• Saved data entries:
····················
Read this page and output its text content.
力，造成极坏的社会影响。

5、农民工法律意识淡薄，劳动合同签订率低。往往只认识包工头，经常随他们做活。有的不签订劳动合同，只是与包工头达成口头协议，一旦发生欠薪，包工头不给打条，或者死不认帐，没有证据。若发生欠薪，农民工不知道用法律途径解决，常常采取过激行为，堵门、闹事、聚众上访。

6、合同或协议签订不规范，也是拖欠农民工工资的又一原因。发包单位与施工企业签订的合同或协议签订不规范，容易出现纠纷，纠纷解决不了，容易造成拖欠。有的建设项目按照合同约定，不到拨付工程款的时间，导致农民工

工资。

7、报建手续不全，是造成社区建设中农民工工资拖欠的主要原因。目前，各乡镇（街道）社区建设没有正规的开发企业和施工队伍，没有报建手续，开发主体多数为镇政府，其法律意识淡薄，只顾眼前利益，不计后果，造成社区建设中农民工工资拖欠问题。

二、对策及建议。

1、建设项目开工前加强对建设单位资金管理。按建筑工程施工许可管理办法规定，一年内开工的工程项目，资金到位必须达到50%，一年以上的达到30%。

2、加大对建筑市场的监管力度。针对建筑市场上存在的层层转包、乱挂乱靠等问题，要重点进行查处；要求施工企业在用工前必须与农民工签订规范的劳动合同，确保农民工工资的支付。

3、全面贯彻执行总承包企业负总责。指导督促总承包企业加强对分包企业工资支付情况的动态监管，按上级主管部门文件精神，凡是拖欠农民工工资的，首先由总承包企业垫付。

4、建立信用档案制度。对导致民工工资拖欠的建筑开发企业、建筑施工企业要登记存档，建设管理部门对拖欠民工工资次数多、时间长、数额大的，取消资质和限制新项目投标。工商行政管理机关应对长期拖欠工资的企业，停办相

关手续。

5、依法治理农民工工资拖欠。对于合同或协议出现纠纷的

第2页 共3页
····················
• Exercise: Return the whole listing exactly.

• Output below:
Read this page and output its text content.
力，造成极坏的社会影响。

5、农民工法律意识淡薄，劳动合同签订率低。往往只认识包工头，经常随他们做活。有的不签订劳动合同，只是与包工头达成口头协议，一旦发生欠薪，包工头不给打条，或者死不认帐，没有证据。若发生欠薪，农民工不知道用法律途径解决，常常采取过激行为，堵门、闹事、聚众上访。

6、合同或协议签订不规范，也是拖欠农民工工资的又一原因。发包单位与施工企业签订的合同或协议签订不规范，容易出现纠纷，纠纷解决不了，容易造成拖欠。有的建设项目按照合同约定，不到拨付工程款的时间，导致农民工

工资。

7、报建手续不全，是造成社区建设中农民工工资拖欠的主要原因。目前，各乡镇（街道）社区建设没有正规的开发企业和施工队伍，没有报建手续，开发主体多数为镇政府，其法律意识淡薄，只顾眼前利益，不计后果，造成社区建设中农民工工资拖欠问题。

二、对策及建议。

1、建设项目开工前加强对建设单位资金管理。按建筑工程施工许可管理办法规定，一年内开工的工程项目，资金到位必须达到50%，一年以上的达到30%。

2、加大对建筑市场的监管力度。针对建筑市场上存在的层层转包、乱挂乱靠等问题，要重点进行查处；要求施工企业在用工前必须与农民工签订规范的劳动合同，确保农民工工资的支付。

3、全面贯彻执行总承包企业负总责。指导督促总承包企业加强对分包企业工资支付情况的动态监管，按上级主管部门文件精神，凡是拖欠农民工工资的，首先由总承包企业垫付。

4、建立信用档案制度。对导致民工工资拖欠的建筑开发企业、建筑施工企业要登记存档，建设管理部门对拖欠民工工资次数多、时间长、数额大的，取消资质和限制新项目投标。工商行政管理机关应对长期拖欠工资的企业，停办相

关手续。

5、依法治理农民工工资拖欠。对于合同或协议出现纠纷的

第2页 共3页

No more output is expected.